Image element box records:
-- start --
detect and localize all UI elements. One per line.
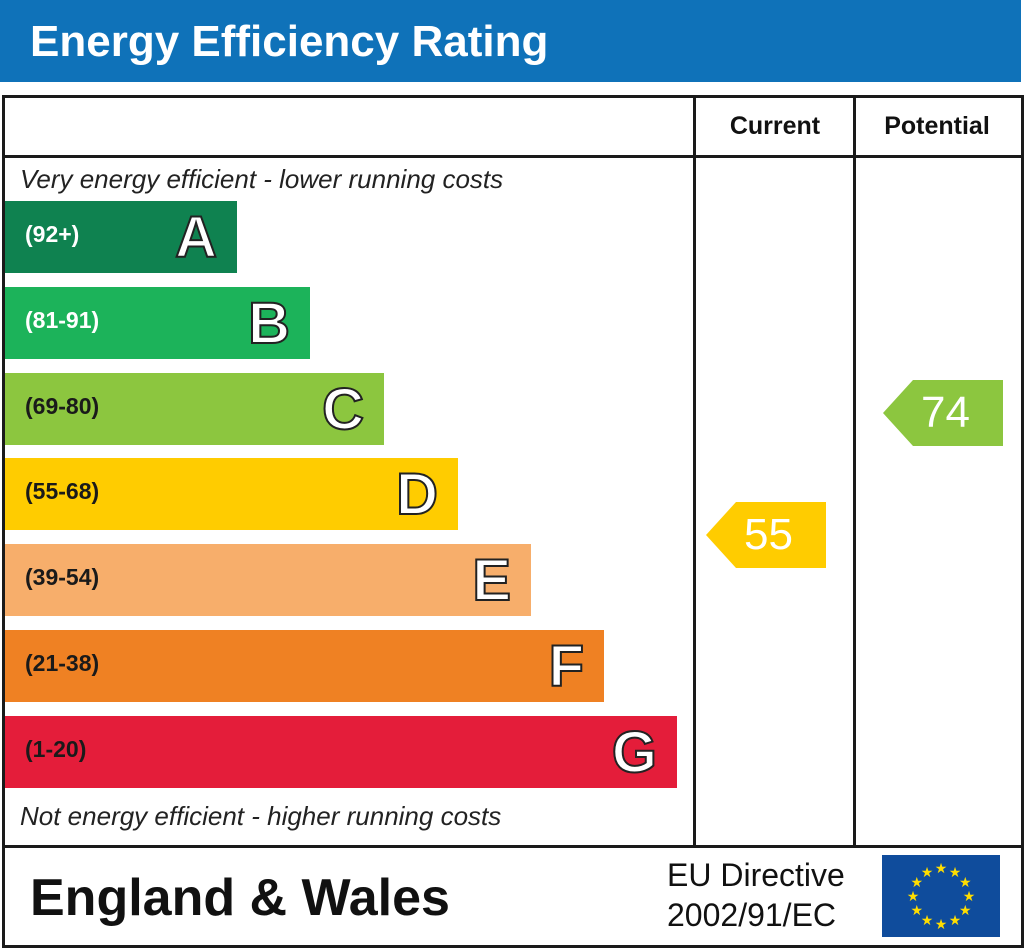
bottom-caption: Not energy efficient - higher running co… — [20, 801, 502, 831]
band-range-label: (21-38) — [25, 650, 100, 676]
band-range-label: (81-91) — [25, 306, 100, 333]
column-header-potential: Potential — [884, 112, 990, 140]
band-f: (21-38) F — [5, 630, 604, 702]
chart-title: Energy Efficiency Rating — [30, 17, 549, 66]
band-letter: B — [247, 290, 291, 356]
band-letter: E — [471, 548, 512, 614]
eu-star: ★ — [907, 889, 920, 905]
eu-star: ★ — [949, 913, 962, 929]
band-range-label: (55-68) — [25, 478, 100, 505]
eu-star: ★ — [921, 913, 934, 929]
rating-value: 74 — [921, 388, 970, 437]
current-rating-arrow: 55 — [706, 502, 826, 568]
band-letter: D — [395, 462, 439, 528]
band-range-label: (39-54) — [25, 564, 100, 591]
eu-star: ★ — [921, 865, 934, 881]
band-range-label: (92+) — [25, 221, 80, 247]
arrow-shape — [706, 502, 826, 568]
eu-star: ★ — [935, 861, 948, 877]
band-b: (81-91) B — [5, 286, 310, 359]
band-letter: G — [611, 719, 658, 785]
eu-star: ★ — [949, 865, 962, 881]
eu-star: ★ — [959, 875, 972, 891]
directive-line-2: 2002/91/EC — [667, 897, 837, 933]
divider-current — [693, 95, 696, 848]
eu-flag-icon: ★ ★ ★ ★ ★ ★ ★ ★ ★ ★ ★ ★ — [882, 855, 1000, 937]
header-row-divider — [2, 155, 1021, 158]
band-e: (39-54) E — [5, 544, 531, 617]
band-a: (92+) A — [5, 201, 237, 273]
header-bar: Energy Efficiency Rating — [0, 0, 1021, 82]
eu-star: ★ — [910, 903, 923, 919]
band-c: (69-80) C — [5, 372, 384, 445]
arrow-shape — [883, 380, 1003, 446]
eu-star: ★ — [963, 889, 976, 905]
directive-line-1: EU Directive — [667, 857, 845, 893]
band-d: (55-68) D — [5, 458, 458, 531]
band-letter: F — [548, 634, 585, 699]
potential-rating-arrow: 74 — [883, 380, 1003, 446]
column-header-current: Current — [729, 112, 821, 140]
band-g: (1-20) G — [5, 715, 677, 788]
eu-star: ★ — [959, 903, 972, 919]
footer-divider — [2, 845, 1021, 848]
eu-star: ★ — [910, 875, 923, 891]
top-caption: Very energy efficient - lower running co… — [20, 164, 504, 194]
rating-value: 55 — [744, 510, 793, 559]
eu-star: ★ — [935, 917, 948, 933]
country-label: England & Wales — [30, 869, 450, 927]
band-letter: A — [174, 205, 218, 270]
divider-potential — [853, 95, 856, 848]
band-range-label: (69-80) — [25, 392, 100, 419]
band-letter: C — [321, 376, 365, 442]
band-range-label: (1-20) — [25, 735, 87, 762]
-- end --
-- start --
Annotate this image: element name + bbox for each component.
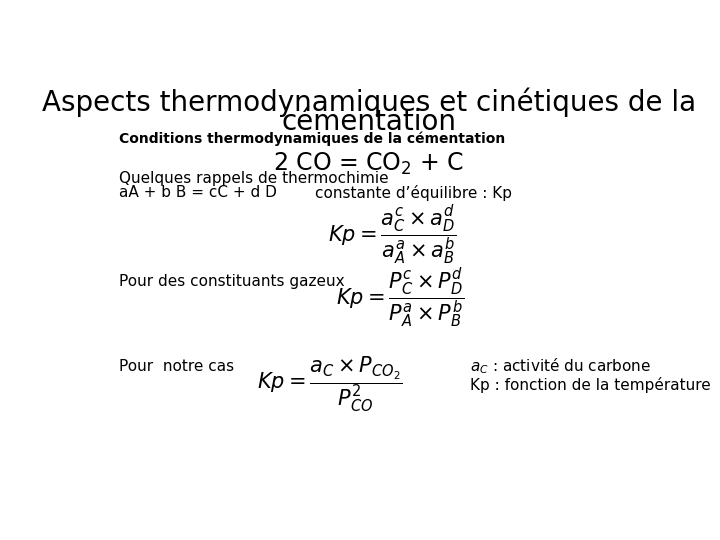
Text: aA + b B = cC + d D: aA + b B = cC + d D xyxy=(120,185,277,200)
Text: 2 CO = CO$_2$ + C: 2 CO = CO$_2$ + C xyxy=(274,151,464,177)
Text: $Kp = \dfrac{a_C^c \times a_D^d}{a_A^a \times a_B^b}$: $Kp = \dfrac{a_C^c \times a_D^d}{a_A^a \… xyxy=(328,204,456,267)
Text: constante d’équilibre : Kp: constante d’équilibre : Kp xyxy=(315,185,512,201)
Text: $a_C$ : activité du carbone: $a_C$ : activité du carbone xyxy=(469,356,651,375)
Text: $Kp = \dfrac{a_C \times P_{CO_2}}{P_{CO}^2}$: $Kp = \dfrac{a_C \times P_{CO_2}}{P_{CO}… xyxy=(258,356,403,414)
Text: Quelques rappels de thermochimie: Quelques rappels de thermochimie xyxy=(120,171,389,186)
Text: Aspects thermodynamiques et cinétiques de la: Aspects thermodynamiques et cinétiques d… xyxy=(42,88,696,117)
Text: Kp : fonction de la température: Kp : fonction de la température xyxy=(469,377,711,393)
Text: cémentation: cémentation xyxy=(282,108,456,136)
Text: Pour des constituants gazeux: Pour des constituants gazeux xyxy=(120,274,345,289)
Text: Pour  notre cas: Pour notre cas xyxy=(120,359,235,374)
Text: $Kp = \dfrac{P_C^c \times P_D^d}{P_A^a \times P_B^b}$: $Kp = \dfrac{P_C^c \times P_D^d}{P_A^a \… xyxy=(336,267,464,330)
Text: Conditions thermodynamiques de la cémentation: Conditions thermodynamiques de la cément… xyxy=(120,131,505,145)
-- end --
-- start --
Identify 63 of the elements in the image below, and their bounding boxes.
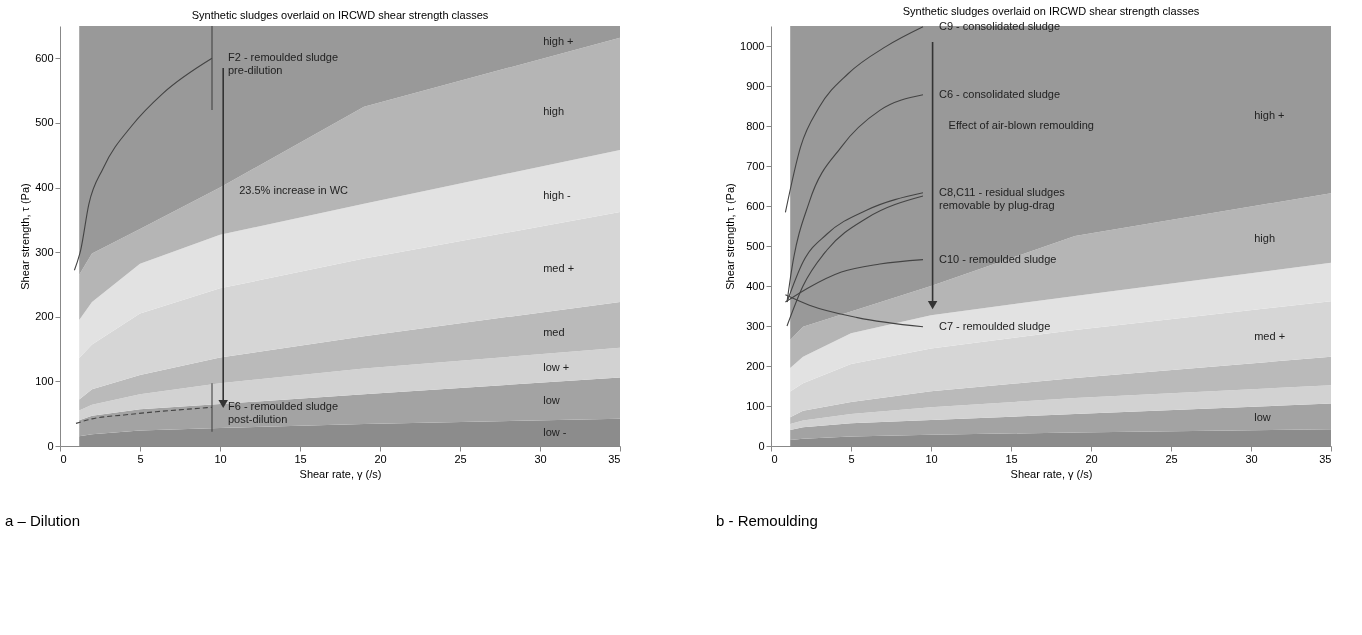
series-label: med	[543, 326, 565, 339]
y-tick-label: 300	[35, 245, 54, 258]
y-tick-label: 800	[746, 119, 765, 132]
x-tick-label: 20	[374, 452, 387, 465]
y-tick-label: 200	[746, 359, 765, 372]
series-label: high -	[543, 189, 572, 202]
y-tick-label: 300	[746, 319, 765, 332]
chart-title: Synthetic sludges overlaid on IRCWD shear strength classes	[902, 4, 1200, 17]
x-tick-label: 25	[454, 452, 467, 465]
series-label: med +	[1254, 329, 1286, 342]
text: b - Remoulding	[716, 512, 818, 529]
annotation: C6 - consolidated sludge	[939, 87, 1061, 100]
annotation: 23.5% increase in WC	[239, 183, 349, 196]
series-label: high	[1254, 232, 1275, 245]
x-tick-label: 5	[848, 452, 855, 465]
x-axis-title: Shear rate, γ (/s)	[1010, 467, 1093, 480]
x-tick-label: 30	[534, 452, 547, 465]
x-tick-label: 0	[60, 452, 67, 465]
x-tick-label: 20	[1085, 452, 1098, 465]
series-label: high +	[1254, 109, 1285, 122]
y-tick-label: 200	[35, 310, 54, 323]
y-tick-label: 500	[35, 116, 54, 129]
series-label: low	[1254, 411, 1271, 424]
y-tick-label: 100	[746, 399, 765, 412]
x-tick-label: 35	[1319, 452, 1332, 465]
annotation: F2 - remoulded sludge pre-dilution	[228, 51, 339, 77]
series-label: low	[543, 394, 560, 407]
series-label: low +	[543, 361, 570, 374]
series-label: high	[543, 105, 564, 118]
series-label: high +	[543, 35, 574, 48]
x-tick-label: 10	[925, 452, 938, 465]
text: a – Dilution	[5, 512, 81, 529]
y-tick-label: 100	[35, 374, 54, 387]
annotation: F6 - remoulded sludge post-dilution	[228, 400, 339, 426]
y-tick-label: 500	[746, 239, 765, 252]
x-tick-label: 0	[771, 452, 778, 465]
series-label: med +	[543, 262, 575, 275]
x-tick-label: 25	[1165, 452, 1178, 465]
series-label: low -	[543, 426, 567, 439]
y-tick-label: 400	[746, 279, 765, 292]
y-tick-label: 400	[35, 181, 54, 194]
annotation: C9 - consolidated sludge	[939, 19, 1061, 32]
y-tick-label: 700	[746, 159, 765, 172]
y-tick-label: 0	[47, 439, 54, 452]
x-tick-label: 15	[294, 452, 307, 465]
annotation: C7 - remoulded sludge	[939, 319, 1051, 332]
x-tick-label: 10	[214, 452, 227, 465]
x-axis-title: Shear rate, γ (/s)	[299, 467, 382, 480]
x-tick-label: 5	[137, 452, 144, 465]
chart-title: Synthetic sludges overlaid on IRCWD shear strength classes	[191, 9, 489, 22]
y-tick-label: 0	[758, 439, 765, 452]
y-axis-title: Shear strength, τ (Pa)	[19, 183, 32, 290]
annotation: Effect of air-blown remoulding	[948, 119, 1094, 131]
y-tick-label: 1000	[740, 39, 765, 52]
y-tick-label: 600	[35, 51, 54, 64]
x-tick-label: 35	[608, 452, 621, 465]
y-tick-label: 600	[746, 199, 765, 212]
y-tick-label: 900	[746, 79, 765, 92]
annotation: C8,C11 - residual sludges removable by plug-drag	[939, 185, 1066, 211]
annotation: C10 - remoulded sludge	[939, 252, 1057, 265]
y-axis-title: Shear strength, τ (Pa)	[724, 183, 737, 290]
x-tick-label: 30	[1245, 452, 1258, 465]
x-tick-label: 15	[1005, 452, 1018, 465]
-- end --
PROBLEM REQUIREMENTS: Starting at the line containing "326, 565, 339]" and ending at the line containing "452, 855, 465]", write those lines out again, replacing each "series-label" with "legend-entry" and changing nothing else.

FINAL ANSWER:
legend-entry: med	[543, 326, 565, 339]
y-tick-label: 300	[35, 245, 54, 258]
y-tick-label: 800	[746, 119, 765, 132]
x-tick-label: 20	[374, 452, 387, 465]
y-tick-label: 200	[746, 359, 765, 372]
legend-entry: high -	[543, 189, 572, 202]
y-tick-label: 300	[746, 319, 765, 332]
chart-title: Synthetic sludges overlaid on IRCWD shear strength classes	[902, 4, 1200, 17]
x-tick-label: 25	[454, 452, 467, 465]
legend-entry: med +	[1254, 329, 1286, 342]
text: b - Remoulding	[716, 512, 818, 529]
annotation: C6 - consolidated sludge	[939, 87, 1061, 100]
annotation: 23.5% increase in WC	[239, 183, 349, 196]
legend-entry: high	[1254, 232, 1275, 245]
x-tick-label: 5	[848, 452, 855, 465]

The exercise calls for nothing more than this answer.